Please determine how many lines of the material include the word "this", and respond with nothing but that number.

+ + + +

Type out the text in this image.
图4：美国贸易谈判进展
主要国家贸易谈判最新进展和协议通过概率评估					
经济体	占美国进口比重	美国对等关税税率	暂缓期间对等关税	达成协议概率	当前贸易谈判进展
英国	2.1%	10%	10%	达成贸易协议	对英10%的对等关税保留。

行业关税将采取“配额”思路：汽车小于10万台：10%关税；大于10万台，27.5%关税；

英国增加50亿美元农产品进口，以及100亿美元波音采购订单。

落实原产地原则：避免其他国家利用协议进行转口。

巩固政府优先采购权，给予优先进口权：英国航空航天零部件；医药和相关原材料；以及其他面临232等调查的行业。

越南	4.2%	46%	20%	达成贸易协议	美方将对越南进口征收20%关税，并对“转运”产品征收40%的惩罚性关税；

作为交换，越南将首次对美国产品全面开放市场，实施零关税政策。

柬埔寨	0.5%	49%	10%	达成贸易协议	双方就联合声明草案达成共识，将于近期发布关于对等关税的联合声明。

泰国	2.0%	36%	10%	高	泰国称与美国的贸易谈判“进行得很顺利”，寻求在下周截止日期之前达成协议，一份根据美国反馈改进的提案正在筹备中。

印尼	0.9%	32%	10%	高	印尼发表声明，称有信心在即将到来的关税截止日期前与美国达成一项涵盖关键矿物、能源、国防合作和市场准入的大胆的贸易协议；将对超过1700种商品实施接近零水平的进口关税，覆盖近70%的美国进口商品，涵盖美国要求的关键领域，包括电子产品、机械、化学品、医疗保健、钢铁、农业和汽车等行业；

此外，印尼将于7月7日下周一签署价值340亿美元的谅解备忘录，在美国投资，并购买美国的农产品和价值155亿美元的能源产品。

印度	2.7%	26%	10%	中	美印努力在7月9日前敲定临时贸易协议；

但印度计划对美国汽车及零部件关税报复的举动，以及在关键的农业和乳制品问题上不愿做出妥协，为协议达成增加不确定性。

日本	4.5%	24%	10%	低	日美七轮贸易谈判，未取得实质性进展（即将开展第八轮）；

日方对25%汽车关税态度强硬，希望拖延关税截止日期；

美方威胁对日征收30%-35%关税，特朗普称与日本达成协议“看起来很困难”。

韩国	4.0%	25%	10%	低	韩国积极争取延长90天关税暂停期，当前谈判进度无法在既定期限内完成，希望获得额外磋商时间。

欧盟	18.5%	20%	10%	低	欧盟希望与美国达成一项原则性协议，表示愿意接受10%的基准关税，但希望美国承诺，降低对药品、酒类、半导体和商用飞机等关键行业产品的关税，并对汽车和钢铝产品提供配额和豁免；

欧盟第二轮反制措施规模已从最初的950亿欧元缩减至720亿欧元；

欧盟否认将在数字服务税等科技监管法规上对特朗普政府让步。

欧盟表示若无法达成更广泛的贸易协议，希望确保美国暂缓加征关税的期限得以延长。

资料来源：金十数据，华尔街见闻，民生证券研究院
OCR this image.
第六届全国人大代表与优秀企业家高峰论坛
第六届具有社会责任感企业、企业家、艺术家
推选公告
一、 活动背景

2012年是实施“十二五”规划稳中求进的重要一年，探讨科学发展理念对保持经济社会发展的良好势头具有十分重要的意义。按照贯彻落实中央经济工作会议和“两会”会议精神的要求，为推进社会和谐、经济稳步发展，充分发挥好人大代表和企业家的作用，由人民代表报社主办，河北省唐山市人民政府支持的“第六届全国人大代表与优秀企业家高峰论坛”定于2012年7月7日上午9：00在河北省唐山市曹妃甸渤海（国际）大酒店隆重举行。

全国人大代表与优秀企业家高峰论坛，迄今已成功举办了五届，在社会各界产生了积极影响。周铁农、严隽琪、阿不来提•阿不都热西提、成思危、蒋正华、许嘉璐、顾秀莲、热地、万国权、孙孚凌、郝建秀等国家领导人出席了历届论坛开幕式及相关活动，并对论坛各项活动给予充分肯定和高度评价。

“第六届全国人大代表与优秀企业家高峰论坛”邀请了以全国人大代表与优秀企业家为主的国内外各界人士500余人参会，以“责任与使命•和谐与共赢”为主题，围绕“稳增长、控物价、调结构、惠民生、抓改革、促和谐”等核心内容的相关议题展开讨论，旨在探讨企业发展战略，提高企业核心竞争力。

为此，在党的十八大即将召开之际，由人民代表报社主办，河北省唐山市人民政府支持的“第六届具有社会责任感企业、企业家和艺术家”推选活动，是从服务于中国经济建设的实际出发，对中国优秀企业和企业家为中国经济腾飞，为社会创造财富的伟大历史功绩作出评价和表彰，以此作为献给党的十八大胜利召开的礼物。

+ + + +

• _Task solution_
2